[Annotated element listings]
⁂

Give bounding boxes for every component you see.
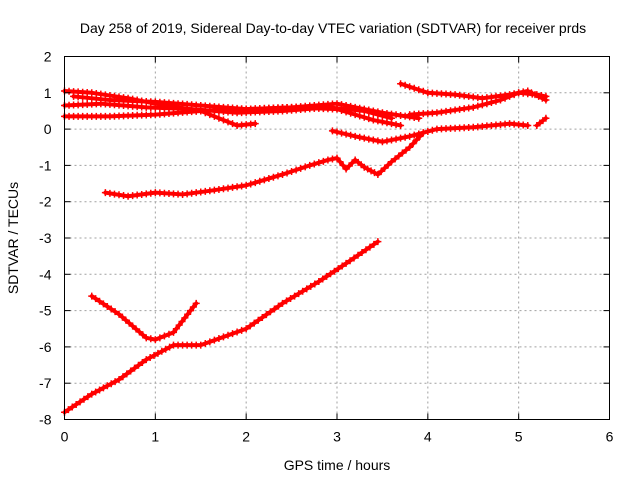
chart-title: Day 258 of 2019, Sidereal Day-to-day VTE… [80,20,586,36]
series-trace-4 [70,92,405,129]
y-tick-label: -3 [39,230,52,246]
y-tick-label: -4 [39,266,52,282]
series-markers [406,89,550,119]
y-tick-label: -5 [39,303,52,319]
y-tick-label: -2 [39,194,52,210]
y-tick-label: -6 [39,339,52,355]
x-tick-label: 5 [515,429,523,445]
x-axis-label: GPS time / hours [284,457,391,473]
y-tick-label: 1 [44,85,52,101]
series-line [534,116,548,128]
series-markers [101,129,427,200]
series-markers [70,92,405,129]
y-tick-label: 2 [44,49,52,65]
x-tick-label: 2 [242,429,250,445]
series-markers [533,114,550,129]
y-tick-label: -7 [39,375,52,391]
y-tick-label: -1 [39,157,52,173]
x-tick-label: 0 [61,429,69,445]
series-group [61,80,550,416]
series-markers [88,292,200,344]
ticks: 0 1 2 3 4 5 6 -8 -7 -6 -5 -4 -3 -2 -1 0 1 2 [39,49,614,445]
series-trace-9 [101,129,427,200]
x-tick-label: 6 [606,429,614,445]
y-tick-label: 0 [44,121,52,137]
x-tick-label: 1 [151,429,159,445]
series-markers [328,120,532,146]
series-trace-11 [88,292,200,344]
y-tick-label: -8 [39,412,52,428]
series-trace-6 [406,89,550,119]
grid [64,56,610,420]
x-tick-label: 3 [333,429,341,445]
x-tick-label: 4 [424,429,432,445]
y-axis-label: SDTVAR / TECUs [5,182,21,294]
series-trace-8 [533,114,550,129]
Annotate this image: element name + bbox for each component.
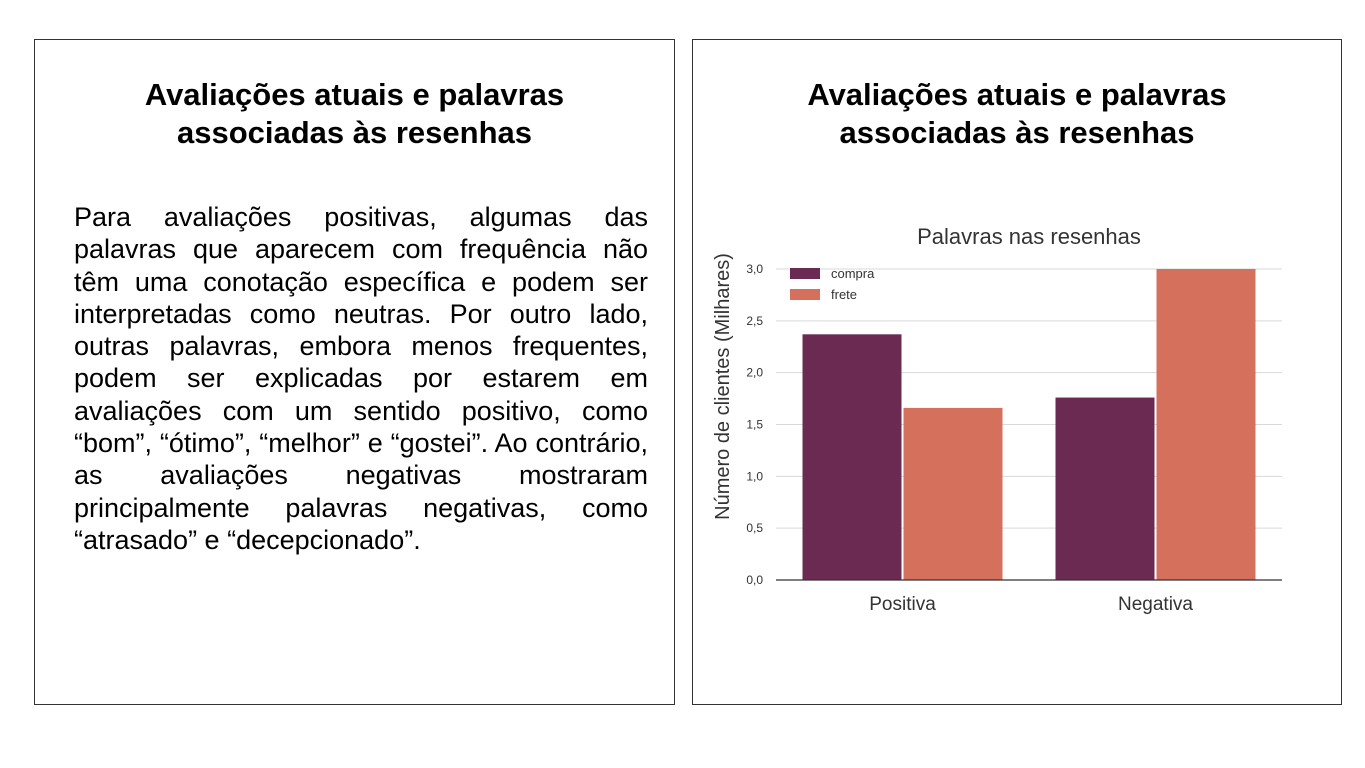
chart-title: Palavras nas resenhas <box>917 224 1141 249</box>
y-tick-label: 1,5 <box>746 418 763 432</box>
bar-frete-positiva <box>903 407 1003 580</box>
legend-label-frete: frete <box>831 287 857 302</box>
y-axis-title: Número de clientes (Milhares) <box>712 253 734 520</box>
y-tick-label: 2,0 <box>746 366 763 380</box>
y-tick-label: 3,0 <box>746 262 763 276</box>
title-line-2: associadas às resenhas <box>839 115 1195 150</box>
x-category-label: Negativa <box>1118 594 1193 615</box>
bars <box>802 269 1256 580</box>
y-tick-label: 0,0 <box>746 573 763 587</box>
title-line-2: associadas às resenhas <box>176 115 533 150</box>
bar-frete-negativa <box>1156 269 1256 580</box>
panel-title: Avaliações atuais e palavras associadas … <box>693 76 1341 152</box>
bar-chart: Palavras nas resenhas 0,0 0,5 1,0 1,5 2,0 2,5… <box>712 224 1282 615</box>
bar-compra-positiva <box>802 334 902 580</box>
panel-title: Avaliações atuais e palavras associadas … <box>35 76 674 152</box>
legend-label-compra: compra <box>831 266 875 281</box>
legend-swatch-compra <box>790 268 820 279</box>
y-tick-label: 1,0 <box>746 469 763 483</box>
title-line-1: Avaliações atuais e palavras <box>807 77 1227 112</box>
legend-swatch-frete <box>790 289 820 300</box>
y-tick-label: 2,5 <box>746 314 763 328</box>
body-text: Para avaliações positivas, algumas das p… <box>74 202 648 555</box>
legend: compra frete <box>790 266 875 302</box>
chart-panel: Avaliações atuais e palavras associadas … <box>692 39 1342 705</box>
x-category-label: Positiva <box>869 594 936 615</box>
title-line-1: Avaliações atuais e palavras <box>144 77 565 112</box>
text-panel: Avaliações atuais e palavras associadas … <box>34 39 675 705</box>
bar-compra-negativa <box>1055 397 1155 580</box>
y-tick-label: 0,5 <box>746 521 763 535</box>
y-ticks: 0,0 0,5 1,0 1,5 2,0 2,5 3,0 <box>746 262 763 587</box>
x-categories: Positiva Negativa <box>869 594 1193 615</box>
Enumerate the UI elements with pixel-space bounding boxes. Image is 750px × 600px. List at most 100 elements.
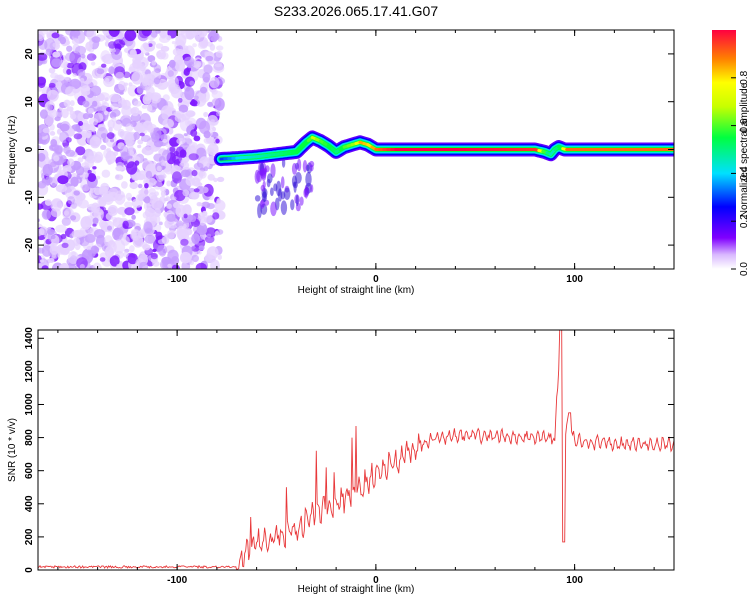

⁂

> **Given problem**
Format every line of the rows above as a Markdown table with the columns Number and Record line, skipping blank lines. Leave the pictures out of the table.

> **Reply**
| Number | Record line |
|---|---|
| 1 | Give bounding boxes for every component you see. |
| 2 | chart-title: Day 258 of 2019, Sidereal Day-to-day VTE… [80,20,586,36] |
| 3 | series-trace-4 [70,92,405,129] |
| 4 | y-tick-label: -3 [39,230,52,246] |
| 5 | y-tick-label: -4 [39,266,52,282] |
| 6 | series-markers [406,89,550,119] |
| 7 | y-tick-label: -5 [39,303,52,319] |
| 8 | y-tick-label: -2 [39,194,52,210] |
| 9 | y-tick-label: -6 [39,339,52,355] |
| 10 | x-tick-label: 5 [515,429,523,445] |
| 11 | x-axis-label: GPS time / hours [284,457,391,473] |
| 12 | y-tick-label: 1 [44,85,52,101] |
| 13 | series-line [534,116,548,128] |
| 14 | series-markers [101,129,427,200] |
| 15 | series-markers [70,92,405,129] |
| 16 | y-tick-label: 2 [44,49,52,65] |
| 17 | x-tick-label: 2 [242,429,250,445] |
| 18 | series-markers [533,114,550,129] |
| 19 | y-tick-label: -7 [39,375,52,391] |
| 20 | y-tick-label: -1 [39,157,52,173] |
| 21 | x-tick-label: 0 [61,429,69,445] |
| 22 | series-group [61,80,550,416] |
| 23 | series-markers [88,292,200,344] |
| 24 | ticks: 0 1 2 3 4 5 6 -8 -7 -6 -5 -4 -3 -2 -1 0 1 2 [39,49,614,445] |
| 25 | series-trace-9 [101,129,427,200] |
| 26 | x-tick-label: 6 [606,429,614,445] |
| 27 | y-tick-label: 0 [44,121,52,137] |
| 28 | x-tick-label: 1 [151,429,159,445] |
| 29 | series-markers [328,120,532,146] |
| 30 | series-trace-11 [88,292,200,344] |
| 31 | y-tick-label: -8 [39,412,52,428] |
| 32 | series-trace-6 [406,89,550,119] |
| 33 | grid [64,56,610,420] |
| 34 | x-tick-label: 3 [333,429,341,445] |
| 35 | x-tick-label: 4 [424,429,432,445] |
| 36 | y-axis-label: SDTVAR / TECUs [5,182,21,294] |
| 37 | series-trace-8 [533,114,550,129] |
| 38 | Annotate this image: element name + bbox for each component. |
| 39 | chart-title: Palavras nas resenhas <box>917 224 1141 249</box> |
| 40 | y-tick-label: 1,5 <box>746 418 763 432</box> |
| 41 | bar-frete-positiva <box>903 407 1003 580</box> |
| 42 | legend-label-frete: frete <box>831 287 857 302</box> |
| 43 | y-axis-title: Número de clientes (Milhares) <box>712 253 734 520</box> |
| 44 | y-tick-label: 2,0 <box>746 366 763 380</box> |
| 45 | y-tick-label: 3,0 <box>746 262 763 276</box> |
| 46 | title-line-2: associadas às resenhas <box>839 115 1195 150</box> |
| 47 | x-category-label: Negativa <box>1118 594 1193 615</box> |
| 48 | bars <box>802 269 1256 580</box> |
| 49 | y-tick-label: 0,0 <box>746 573 763 587</box> |
| 50 | title-line-2: associadas às resenhas <box>176 115 533 150</box> |
| 51 | bar-frete-negativa <box>1156 269 1256 580</box> |
| 52 | panel-title: Avaliações atuais e palavras associadas … <box>693 76 1341 152</box> |
| 53 | bar-chart: Palavras nas resenhas 0,0 0,5 1,0 1,5 2,0 2,5… <box>712 224 1282 615</box> |
| 54 | bar-compra-positiva <box>802 334 902 580</box> |
| 55 | panel-title: Avaliações atuais e palavras associadas … <box>35 76 674 152</box> |
| 56 | legend-label-compra: compra <box>831 266 875 281</box> |
| 57 | legend-swatch-compra <box>790 268 820 279</box> |
| 58 | y-tick-label: 1,0 <box>746 469 763 483</box> |
| 59 | title-line-1: Avaliações atuais e palavras <box>807 77 1227 112</box> |
| 60 | legend-swatch-frete <box>790 289 820 300</box> |
| 61 | y-tick-label: 2,5 <box>746 314 763 328</box> |
| 62 | body-text: Para avaliações positivas, algumas das p… <box>74 202 648 555</box> |
| 63 | legend: compra frete <box>790 266 875 302</box> |
| 64 | chart-panel: Avaliações atuais e palavras associadas … <box>692 39 1342 705</box> |
| 65 | x-category-label: Positiva <box>869 594 936 615</box> |
| 66 | title-line-1: Avaliações atuais e palavras <box>144 77 565 112</box> |
| 67 | text-panel: Avaliações atuais e palavras associadas … <box>34 39 675 705</box> |
| 68 | bar-compra-negativa <box>1055 397 1155 580</box> |
| 69 | y-tick-label: 0,5 <box>746 521 763 535</box> |
| 70 | y-ticks: 0,0 0,5 1,0 1,5 2,0 2,5 3,0 <box>746 262 763 587</box> |
| 71 | x-categories: Positiva Negativa <box>869 594 1193 615</box> |
| 72 | Enumerate the UI elements with pixel-space bounding boxes. Image is 750px × 600px. List at most 100 elements. |